Task to complete: Count how many lines of the material hold "this". Respond with that number alone.

[Recorded data]
■ ■ ■ ■ ■
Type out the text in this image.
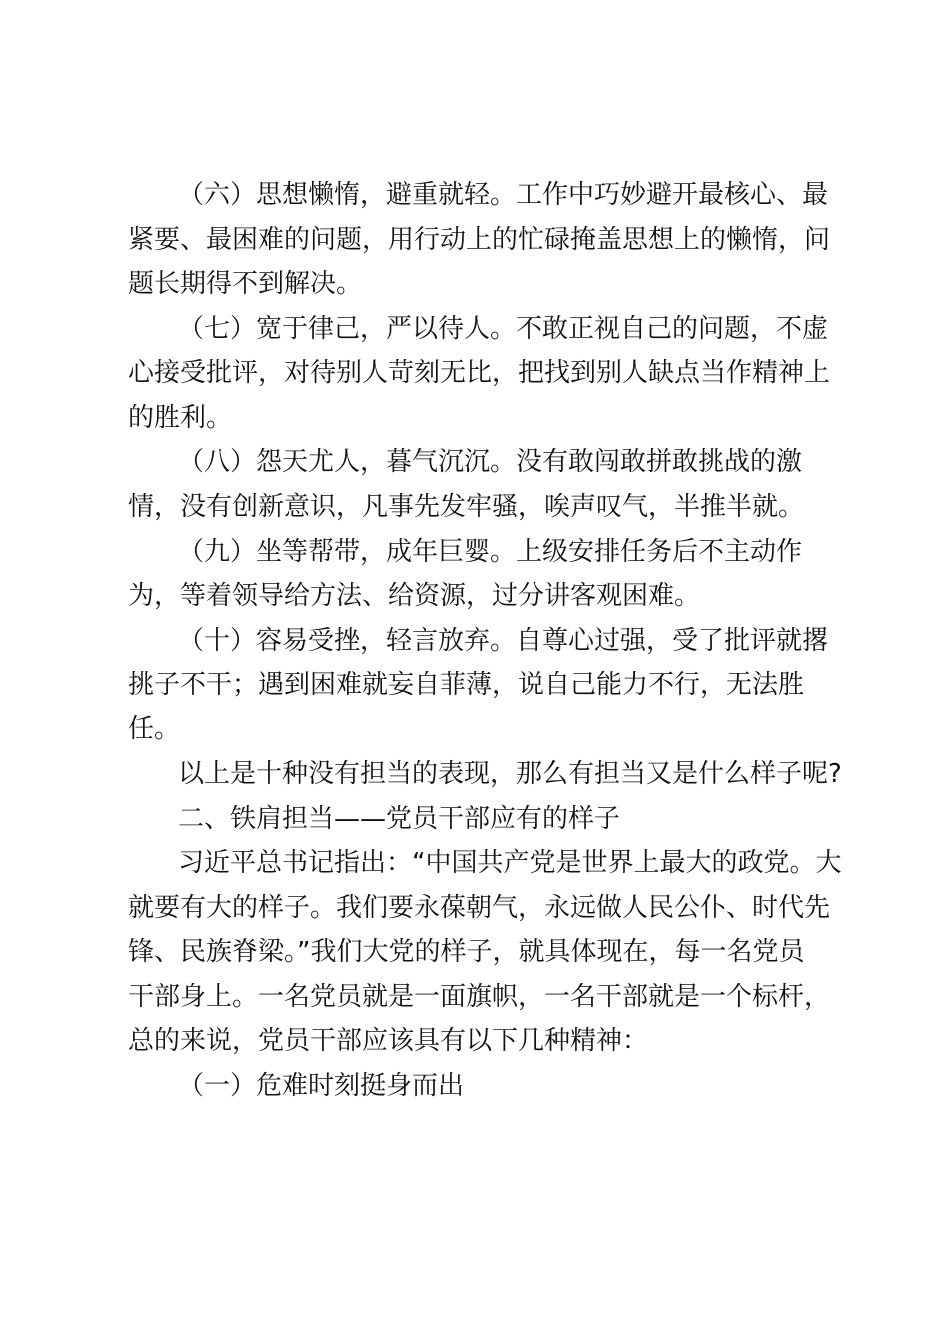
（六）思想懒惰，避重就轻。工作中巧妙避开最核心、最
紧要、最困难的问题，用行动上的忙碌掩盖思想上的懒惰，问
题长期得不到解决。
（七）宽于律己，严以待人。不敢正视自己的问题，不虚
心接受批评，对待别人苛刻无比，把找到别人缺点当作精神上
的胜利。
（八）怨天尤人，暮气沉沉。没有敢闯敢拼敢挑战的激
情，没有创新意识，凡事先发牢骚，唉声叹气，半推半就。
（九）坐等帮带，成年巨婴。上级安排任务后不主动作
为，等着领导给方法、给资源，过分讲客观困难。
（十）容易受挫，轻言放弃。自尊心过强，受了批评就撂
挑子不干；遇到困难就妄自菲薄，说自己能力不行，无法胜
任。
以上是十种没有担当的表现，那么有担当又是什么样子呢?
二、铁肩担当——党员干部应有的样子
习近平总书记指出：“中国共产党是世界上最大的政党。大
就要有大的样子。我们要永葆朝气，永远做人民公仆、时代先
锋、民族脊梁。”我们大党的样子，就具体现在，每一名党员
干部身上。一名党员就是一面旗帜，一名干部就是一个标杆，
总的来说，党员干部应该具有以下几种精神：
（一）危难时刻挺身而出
■ ■ ■ ■ ■
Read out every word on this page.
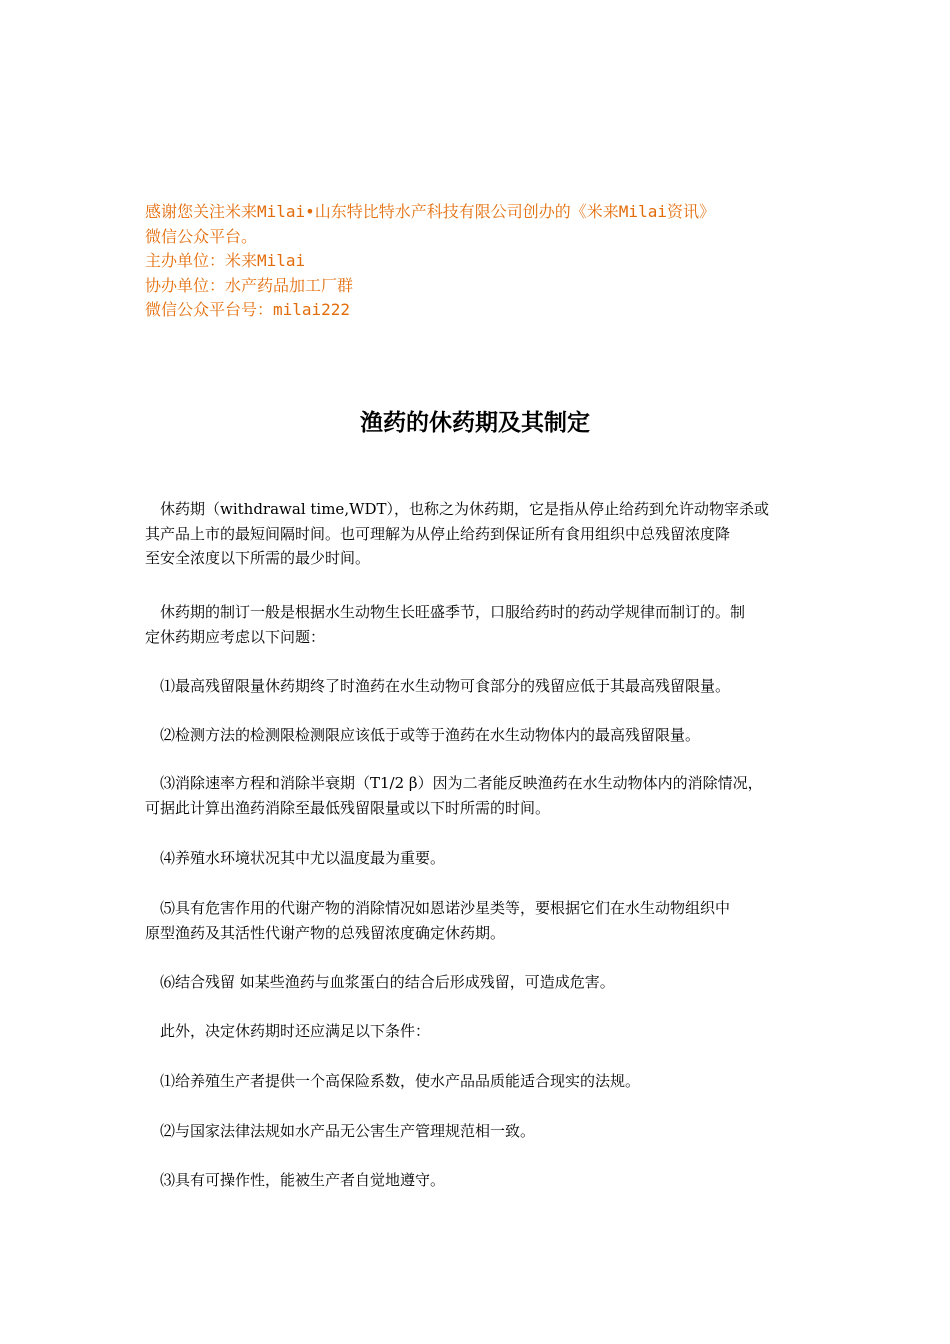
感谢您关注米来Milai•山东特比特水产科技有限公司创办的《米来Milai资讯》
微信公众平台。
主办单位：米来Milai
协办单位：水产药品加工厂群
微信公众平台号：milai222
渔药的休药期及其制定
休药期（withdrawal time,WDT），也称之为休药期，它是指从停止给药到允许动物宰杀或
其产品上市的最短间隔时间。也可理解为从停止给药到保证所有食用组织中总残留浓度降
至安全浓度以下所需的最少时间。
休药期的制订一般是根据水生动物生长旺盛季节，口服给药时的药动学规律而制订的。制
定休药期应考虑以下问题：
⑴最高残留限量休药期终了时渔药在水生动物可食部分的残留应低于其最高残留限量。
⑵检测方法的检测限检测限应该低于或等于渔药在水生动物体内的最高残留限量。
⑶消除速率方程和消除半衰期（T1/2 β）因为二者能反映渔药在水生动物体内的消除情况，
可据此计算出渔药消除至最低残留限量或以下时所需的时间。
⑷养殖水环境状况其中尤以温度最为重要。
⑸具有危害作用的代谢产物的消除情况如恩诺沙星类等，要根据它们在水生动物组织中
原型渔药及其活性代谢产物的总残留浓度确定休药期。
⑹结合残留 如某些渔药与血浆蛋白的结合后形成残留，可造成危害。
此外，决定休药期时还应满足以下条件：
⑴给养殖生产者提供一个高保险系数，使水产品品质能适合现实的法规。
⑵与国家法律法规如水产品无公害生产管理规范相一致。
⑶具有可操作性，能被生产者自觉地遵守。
■ ■ ■ ■ ■
Answer for the task: 2